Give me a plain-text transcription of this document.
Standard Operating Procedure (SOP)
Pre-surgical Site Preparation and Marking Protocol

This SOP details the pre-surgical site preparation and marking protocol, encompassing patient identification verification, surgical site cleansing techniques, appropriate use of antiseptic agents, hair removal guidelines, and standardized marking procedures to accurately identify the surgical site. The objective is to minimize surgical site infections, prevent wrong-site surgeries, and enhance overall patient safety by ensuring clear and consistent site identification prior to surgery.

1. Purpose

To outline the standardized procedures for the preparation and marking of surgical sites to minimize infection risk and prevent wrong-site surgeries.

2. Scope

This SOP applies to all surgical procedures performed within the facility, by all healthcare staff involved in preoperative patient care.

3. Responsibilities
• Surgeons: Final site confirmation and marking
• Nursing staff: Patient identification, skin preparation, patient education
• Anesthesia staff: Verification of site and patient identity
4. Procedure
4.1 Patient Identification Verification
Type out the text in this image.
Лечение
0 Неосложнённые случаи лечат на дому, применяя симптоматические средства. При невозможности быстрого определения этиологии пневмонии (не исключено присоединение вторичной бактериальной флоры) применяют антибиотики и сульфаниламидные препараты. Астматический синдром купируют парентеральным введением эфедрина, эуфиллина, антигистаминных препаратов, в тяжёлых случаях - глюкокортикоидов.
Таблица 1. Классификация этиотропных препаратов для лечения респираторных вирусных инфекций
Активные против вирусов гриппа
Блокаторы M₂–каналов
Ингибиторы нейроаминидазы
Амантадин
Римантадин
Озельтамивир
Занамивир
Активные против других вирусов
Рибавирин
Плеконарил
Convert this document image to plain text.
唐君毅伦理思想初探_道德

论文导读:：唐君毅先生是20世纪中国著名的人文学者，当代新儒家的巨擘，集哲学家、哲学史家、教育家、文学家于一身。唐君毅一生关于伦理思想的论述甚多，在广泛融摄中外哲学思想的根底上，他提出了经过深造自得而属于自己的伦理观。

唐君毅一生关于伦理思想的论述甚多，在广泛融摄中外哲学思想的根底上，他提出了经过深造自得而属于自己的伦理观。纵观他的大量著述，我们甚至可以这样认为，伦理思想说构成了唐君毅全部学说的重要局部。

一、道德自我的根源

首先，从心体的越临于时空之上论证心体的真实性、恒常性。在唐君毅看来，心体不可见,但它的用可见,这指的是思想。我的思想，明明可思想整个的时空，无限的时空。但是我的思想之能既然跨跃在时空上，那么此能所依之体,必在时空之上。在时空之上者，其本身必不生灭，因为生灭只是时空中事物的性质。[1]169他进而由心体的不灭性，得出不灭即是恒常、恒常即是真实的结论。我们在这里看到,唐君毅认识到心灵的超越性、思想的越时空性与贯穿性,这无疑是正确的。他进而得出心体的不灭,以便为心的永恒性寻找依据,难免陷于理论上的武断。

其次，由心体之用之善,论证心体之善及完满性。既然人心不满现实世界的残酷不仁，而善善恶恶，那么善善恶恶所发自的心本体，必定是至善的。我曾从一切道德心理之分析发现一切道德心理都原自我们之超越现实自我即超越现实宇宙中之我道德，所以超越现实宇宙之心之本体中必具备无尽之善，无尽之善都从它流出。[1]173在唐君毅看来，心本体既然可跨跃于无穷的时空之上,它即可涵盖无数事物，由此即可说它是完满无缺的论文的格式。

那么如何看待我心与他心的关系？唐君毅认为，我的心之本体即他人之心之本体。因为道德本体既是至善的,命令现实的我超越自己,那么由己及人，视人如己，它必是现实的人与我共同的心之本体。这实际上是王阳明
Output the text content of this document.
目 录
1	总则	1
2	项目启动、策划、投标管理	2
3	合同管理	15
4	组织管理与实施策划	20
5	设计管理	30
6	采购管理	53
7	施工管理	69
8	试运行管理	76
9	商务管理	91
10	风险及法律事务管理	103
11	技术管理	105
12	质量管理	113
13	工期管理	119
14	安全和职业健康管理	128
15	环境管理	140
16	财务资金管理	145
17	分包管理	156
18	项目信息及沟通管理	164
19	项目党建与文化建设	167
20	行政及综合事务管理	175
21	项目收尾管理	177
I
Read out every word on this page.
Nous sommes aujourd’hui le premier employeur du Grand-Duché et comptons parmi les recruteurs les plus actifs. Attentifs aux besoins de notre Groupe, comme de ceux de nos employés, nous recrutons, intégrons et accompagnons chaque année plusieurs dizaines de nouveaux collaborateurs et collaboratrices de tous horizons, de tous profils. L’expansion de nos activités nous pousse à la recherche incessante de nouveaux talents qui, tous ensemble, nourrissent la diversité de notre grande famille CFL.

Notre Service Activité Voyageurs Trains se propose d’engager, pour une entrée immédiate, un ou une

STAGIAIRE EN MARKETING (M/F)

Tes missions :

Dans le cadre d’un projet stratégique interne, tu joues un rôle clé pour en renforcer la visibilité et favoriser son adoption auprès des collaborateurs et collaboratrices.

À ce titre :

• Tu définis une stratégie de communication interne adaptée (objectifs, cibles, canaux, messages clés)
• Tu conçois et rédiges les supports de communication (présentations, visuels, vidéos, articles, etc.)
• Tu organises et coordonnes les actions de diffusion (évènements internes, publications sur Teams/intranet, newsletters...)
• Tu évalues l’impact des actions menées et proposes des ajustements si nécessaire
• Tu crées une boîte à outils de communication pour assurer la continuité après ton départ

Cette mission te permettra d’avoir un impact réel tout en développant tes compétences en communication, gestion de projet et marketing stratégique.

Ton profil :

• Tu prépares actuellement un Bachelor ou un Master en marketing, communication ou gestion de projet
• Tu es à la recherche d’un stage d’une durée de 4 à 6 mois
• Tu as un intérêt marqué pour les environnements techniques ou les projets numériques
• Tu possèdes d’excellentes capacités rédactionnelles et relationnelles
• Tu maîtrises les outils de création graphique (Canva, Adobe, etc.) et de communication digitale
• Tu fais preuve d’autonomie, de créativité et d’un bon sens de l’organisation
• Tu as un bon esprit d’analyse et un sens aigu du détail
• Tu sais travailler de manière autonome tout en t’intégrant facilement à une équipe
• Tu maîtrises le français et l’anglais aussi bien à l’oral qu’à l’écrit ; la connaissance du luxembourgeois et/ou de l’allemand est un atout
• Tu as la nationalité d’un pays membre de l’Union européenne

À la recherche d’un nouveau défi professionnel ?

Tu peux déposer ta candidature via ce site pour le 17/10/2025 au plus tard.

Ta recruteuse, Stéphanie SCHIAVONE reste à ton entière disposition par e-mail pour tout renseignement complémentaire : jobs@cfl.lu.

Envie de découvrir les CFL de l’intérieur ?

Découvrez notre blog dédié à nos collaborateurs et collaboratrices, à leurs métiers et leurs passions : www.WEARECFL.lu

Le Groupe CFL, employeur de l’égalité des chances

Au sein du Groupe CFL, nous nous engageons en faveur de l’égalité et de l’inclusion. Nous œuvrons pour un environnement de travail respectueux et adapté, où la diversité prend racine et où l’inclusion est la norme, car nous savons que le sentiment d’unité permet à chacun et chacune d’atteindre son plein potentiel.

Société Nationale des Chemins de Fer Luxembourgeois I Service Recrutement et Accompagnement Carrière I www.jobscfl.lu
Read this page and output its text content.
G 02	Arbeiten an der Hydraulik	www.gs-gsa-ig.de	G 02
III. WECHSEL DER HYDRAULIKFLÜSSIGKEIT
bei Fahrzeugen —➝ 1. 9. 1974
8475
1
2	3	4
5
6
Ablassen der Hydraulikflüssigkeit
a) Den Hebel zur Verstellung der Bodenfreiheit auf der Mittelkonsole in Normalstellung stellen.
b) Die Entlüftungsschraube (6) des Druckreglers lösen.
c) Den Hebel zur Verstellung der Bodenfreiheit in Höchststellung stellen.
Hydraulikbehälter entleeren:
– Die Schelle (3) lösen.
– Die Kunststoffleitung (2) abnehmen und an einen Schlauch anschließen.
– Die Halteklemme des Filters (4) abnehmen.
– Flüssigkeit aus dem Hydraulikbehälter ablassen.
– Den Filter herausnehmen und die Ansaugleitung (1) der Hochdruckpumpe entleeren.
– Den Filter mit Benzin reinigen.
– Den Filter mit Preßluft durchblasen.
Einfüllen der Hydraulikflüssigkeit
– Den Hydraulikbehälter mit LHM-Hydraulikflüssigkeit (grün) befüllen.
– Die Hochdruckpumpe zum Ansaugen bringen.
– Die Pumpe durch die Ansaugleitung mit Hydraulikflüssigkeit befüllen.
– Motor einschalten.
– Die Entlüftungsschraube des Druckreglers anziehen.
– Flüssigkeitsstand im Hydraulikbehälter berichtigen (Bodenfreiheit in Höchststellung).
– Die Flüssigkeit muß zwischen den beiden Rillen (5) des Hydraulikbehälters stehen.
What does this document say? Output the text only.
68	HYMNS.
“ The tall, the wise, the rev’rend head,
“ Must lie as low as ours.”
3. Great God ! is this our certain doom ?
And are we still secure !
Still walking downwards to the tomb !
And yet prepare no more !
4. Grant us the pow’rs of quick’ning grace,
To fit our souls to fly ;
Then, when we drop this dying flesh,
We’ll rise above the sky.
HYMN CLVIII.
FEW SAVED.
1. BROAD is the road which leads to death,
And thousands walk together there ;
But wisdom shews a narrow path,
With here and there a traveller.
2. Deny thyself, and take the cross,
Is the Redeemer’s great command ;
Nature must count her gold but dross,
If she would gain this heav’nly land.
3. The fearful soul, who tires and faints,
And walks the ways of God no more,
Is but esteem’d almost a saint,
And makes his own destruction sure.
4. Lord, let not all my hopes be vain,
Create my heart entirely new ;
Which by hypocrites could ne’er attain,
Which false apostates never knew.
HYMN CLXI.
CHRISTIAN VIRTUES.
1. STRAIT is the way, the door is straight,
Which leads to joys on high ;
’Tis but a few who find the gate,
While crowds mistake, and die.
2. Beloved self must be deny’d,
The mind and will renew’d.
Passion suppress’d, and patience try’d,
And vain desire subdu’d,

---*---

Determine how many lines in the listing above hold the word "collaboratrices", answering with the number only.

▶ **Full answer**
3